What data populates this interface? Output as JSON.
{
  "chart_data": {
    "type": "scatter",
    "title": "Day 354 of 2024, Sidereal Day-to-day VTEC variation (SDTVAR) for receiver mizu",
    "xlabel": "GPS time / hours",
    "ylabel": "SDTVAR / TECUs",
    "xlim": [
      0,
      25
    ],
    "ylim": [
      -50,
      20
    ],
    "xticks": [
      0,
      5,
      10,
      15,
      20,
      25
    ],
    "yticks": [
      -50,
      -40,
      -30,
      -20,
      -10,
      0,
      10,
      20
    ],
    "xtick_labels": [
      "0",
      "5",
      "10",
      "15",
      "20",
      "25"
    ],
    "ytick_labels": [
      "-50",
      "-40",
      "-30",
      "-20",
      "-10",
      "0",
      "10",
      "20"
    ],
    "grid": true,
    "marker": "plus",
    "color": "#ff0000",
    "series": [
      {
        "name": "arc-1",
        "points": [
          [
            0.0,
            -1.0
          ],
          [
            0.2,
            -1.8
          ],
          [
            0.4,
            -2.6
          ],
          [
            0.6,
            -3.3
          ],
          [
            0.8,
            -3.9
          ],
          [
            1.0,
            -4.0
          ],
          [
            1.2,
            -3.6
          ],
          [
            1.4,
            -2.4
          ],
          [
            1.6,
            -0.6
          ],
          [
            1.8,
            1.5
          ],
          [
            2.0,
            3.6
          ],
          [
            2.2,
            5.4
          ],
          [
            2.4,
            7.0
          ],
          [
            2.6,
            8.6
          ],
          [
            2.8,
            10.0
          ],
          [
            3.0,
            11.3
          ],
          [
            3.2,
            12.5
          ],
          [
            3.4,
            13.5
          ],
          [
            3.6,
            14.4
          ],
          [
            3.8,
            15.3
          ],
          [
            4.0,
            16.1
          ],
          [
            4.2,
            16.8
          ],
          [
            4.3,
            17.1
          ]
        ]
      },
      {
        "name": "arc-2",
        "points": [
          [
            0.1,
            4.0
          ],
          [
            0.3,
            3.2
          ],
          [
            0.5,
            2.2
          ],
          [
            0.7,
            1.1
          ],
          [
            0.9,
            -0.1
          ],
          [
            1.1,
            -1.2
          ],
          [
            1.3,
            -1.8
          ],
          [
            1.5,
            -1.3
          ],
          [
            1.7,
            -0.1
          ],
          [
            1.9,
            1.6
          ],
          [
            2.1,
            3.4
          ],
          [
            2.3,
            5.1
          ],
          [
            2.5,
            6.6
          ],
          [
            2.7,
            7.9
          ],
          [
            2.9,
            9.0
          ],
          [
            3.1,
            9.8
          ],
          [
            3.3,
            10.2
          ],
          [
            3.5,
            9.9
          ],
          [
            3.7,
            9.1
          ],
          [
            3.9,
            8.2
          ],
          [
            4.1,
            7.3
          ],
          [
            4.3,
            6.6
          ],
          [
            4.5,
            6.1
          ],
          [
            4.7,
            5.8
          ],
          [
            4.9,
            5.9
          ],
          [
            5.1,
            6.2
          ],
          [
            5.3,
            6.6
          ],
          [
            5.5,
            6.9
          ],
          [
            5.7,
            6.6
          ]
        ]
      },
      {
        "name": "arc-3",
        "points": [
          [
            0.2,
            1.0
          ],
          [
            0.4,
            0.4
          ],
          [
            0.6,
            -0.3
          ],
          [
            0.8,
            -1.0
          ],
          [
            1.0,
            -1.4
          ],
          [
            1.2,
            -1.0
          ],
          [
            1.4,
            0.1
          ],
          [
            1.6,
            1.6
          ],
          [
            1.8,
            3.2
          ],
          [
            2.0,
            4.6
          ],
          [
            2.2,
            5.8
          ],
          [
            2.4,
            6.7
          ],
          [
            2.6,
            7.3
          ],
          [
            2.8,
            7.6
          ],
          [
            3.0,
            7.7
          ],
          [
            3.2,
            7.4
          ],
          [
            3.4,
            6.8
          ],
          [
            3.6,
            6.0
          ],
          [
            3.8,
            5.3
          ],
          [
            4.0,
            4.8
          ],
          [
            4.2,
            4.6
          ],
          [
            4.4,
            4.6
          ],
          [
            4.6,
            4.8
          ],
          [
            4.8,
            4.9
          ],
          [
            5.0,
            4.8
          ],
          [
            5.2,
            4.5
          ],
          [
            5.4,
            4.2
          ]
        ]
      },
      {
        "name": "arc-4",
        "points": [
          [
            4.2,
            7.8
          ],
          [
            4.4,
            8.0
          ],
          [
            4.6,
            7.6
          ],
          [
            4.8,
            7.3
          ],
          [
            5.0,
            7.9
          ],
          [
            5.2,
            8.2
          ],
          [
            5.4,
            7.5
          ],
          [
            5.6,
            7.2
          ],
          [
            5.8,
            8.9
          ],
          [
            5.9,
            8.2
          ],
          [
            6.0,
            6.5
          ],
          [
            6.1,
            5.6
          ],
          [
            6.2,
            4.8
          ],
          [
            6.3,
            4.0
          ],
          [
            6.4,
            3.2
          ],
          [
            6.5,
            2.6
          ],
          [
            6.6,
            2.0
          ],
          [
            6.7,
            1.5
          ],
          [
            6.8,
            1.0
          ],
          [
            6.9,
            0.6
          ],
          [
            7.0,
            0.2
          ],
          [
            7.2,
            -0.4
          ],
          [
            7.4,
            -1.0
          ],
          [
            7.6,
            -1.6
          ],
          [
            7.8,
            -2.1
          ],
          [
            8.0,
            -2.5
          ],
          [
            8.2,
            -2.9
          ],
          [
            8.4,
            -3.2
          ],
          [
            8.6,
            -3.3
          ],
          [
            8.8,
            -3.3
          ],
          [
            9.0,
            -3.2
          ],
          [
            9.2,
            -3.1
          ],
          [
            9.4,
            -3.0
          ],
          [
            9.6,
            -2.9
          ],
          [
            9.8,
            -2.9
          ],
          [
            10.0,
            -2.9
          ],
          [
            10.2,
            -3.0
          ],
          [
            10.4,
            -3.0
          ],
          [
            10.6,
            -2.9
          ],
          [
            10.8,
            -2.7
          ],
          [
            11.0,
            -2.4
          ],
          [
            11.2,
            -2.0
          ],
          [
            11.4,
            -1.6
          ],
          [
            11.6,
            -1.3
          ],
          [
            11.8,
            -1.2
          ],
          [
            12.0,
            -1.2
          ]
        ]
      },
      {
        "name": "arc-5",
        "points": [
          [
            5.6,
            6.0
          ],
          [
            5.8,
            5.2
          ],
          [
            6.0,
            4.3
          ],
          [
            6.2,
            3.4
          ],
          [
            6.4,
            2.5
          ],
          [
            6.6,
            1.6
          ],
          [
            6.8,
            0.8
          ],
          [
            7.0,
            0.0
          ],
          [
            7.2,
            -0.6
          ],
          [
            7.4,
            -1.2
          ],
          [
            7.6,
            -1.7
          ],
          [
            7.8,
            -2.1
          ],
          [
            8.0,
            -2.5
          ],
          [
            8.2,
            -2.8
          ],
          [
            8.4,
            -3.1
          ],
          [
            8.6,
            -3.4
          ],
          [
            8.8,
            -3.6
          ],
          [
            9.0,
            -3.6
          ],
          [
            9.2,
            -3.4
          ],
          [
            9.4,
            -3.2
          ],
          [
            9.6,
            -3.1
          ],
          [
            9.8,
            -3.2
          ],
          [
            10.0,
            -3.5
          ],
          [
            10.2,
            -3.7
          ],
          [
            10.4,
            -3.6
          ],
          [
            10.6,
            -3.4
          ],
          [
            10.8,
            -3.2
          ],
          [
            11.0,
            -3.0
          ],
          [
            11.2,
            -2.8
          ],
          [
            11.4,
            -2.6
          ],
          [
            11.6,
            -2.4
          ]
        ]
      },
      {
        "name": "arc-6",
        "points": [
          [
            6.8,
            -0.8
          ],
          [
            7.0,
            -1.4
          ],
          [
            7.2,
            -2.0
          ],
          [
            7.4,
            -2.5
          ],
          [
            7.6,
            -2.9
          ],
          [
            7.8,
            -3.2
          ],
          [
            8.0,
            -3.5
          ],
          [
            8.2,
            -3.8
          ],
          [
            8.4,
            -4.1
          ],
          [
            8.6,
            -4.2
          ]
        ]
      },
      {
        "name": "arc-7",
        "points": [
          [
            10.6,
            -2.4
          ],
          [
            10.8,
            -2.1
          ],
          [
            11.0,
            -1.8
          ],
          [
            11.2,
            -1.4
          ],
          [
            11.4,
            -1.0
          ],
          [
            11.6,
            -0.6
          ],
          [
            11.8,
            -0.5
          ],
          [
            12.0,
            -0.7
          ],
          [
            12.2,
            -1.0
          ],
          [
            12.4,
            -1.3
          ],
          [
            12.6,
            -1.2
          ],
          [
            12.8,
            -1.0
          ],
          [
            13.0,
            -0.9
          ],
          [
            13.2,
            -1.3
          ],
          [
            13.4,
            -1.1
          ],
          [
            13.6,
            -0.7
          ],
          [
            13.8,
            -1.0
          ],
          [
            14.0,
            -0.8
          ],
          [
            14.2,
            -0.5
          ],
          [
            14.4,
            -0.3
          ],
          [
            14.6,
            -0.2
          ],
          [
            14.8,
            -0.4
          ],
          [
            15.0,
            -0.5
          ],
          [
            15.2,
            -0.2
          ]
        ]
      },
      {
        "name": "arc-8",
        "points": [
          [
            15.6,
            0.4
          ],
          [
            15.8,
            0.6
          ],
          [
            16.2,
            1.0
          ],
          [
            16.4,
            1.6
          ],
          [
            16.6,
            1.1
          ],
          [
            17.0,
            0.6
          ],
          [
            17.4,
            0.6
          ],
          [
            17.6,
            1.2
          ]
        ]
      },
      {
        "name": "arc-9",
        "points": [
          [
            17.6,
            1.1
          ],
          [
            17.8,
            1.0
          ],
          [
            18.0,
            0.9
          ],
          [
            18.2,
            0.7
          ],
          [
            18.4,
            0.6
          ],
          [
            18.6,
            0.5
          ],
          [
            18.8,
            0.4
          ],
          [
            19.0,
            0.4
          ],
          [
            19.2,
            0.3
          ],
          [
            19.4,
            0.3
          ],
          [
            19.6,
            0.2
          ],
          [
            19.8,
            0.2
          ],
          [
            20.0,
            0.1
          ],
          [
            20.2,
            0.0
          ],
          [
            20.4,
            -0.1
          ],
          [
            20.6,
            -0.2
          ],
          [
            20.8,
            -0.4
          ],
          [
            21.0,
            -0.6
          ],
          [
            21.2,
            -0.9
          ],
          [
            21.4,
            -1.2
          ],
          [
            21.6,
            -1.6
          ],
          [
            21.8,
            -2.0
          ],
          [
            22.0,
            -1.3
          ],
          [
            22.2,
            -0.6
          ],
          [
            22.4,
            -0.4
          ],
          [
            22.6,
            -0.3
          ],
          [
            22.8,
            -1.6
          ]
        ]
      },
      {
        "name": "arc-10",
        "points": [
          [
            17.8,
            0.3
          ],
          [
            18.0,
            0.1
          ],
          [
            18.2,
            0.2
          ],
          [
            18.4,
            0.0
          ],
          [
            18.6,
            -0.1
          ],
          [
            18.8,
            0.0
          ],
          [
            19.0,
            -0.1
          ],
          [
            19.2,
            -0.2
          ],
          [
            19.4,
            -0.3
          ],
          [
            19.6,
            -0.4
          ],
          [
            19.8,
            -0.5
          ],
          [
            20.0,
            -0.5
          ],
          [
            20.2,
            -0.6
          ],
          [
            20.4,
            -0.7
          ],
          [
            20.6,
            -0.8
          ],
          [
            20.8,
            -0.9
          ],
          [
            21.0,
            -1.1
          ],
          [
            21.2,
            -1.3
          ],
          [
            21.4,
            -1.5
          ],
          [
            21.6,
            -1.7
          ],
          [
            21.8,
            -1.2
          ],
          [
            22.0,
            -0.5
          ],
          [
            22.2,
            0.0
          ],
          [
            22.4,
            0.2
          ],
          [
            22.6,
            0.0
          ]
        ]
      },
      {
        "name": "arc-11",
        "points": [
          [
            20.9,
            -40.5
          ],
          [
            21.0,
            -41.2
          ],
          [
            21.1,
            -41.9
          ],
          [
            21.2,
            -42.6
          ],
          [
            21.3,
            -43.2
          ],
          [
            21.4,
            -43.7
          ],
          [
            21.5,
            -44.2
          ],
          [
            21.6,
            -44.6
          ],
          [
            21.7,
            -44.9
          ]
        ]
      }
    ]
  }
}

● ● ● ● ● ● ●

Search the listing for the word "SDTVAR". Copy every line in which it occurs.

Written response:
    "title": "Day 354 of 2024, Sidereal Day-to-day VTEC variation (SDTVAR) for receiver mizu",
    "ylabel": "SDTVAR / TECUs",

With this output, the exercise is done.